● **Material supplied**
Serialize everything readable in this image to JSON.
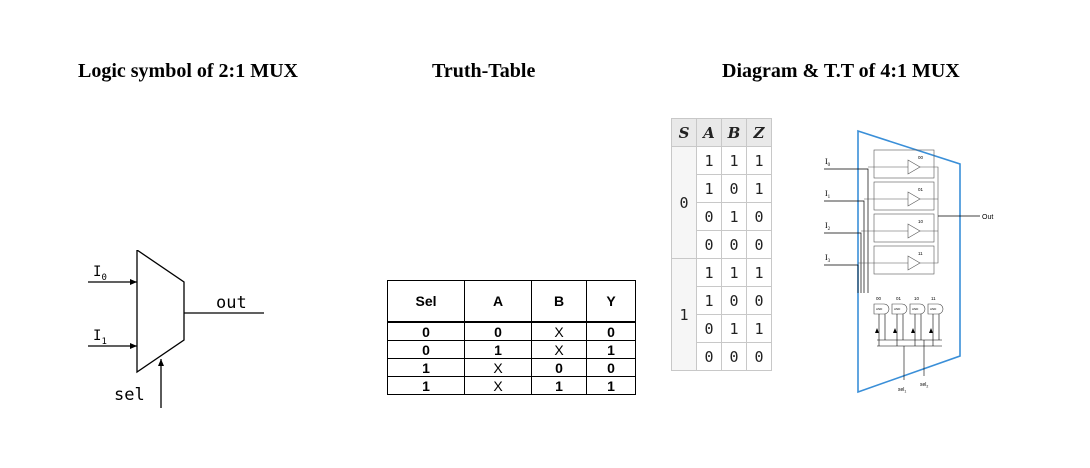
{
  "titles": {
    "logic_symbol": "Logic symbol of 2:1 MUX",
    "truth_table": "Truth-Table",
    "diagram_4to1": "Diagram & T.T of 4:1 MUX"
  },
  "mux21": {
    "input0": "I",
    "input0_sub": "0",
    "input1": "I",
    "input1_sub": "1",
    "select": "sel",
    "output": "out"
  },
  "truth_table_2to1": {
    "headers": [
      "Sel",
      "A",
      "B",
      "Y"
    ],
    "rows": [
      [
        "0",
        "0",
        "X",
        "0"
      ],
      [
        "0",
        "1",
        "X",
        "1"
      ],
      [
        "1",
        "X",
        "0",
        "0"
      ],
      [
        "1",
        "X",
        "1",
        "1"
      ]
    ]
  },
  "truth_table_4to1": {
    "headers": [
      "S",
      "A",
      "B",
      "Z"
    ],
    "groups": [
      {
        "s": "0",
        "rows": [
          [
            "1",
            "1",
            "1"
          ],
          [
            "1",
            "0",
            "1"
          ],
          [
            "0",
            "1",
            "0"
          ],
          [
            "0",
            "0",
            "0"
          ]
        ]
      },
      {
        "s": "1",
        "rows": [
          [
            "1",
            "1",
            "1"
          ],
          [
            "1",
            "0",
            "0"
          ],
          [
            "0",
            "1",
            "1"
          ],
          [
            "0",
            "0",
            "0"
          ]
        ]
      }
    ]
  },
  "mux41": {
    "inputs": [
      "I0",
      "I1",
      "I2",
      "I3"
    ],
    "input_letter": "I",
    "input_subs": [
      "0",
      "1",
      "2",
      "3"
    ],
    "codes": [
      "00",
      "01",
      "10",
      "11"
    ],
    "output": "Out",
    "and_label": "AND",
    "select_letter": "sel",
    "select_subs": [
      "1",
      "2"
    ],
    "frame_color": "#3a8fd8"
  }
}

● **Exercise goal**
Reproduce the whole listing word for word, setting aside any pictures.

● **Task result**
Serialize everything readable in this image to JSON.
{
  "titles": {
    "logic_symbol": "Logic symbol of 2:1 MUX",
    "truth_table": "Truth-Table",
    "diagram_4to1": "Diagram & T.T of 4:1 MUX"
  },
  "mux21": {
    "input0": "I",
    "input0_sub": "0",
    "input1": "I",
    "input1_sub": "1",
    "select": "sel",
    "output": "out"
  },
  "truth_table_2to1": {
    "headers": [
      "Sel",
      "A",
      "B",
      "Y"
    ],
    "rows": [
      [
        "0",
        "0",
        "X",
        "0"
      ],
      [
        "0",
        "1",
        "X",
        "1"
      ],
      [
        "1",
        "X",
        "0",
        "0"
      ],
      [
        "1",
        "X",
        "1",
        "1"
      ]
    ]
  },
  "truth_table_4to1": {
    "headers": [
      "S",
      "A",
      "B",
      "Z"
    ],
    "groups": [
      {
        "s": "0",
        "rows": [
          [
            "1",
            "1",
            "1"
          ],
          [
            "1",
            "0",
            "1"
          ],
          [
            "0",
            "1",
            "0"
          ],
          [
            "0",
            "0",
            "0"
          ]
        ]
      },
      {
        "s": "1",
        "rows": [
          [
            "1",
            "1",
            "1"
          ],
          [
            "1",
            "0",
            "0"
          ],
          [
            "0",
            "1",
            "1"
          ],
          [
            "0",
            "0",
            "0"
          ]
        ]
      }
    ]
  },
  "mux41": {
    "inputs": [
      "I0",
      "I1",
      "I2",
      "I3"
    ],
    "input_letter": "I",
    "input_subs": [
      "0",
      "1",
      "2",
      "3"
    ],
    "codes": [
      "00",
      "01",
      "10",
      "11"
    ],
    "output": "Out",
    "and_label": "AND",
    "select_letter": "sel",
    "select_subs": [
      "1",
      "2"
    ],
    "frame_color": "#3a8fd8"
  }
}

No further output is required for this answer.